>>
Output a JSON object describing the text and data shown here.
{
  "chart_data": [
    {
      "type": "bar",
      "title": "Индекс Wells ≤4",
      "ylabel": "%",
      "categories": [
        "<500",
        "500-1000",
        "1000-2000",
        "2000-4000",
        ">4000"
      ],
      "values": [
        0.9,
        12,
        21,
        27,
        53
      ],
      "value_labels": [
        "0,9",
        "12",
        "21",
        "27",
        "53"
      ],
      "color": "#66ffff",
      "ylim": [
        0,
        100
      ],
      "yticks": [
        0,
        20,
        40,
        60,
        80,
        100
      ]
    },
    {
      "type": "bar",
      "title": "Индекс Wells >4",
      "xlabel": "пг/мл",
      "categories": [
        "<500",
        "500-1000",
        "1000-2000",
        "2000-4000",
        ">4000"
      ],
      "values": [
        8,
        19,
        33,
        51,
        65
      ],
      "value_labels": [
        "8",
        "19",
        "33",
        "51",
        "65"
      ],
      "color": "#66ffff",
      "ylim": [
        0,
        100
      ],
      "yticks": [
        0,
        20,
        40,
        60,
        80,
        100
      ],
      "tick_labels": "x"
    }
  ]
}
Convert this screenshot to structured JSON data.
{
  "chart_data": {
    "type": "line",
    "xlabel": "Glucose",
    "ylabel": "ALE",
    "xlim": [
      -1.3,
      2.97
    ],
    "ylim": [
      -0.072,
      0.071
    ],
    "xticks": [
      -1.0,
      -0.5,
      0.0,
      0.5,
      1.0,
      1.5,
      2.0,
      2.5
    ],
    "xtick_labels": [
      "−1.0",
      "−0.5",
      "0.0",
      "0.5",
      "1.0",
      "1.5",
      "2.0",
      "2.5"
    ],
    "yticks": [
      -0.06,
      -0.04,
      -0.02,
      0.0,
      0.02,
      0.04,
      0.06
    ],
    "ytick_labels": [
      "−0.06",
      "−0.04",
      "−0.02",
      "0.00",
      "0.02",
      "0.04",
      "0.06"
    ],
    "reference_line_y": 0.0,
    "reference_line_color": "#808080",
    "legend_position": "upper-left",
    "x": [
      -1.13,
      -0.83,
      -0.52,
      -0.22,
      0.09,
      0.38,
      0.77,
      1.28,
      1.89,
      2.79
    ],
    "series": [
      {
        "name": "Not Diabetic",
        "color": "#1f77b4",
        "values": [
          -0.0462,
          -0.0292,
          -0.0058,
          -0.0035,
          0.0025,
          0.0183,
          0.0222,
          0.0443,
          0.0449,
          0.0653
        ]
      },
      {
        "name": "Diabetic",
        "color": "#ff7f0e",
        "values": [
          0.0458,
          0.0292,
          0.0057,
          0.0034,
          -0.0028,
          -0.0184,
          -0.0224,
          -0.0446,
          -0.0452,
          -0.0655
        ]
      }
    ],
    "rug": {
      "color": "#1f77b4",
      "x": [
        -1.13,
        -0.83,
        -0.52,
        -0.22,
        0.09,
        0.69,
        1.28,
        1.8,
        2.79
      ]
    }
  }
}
<<
**Direction**: Locate each line with the word "title" and copy it.

**The result**:
      "title": "Индекс Wells ≤4",
      "title": "Индекс Wells >4",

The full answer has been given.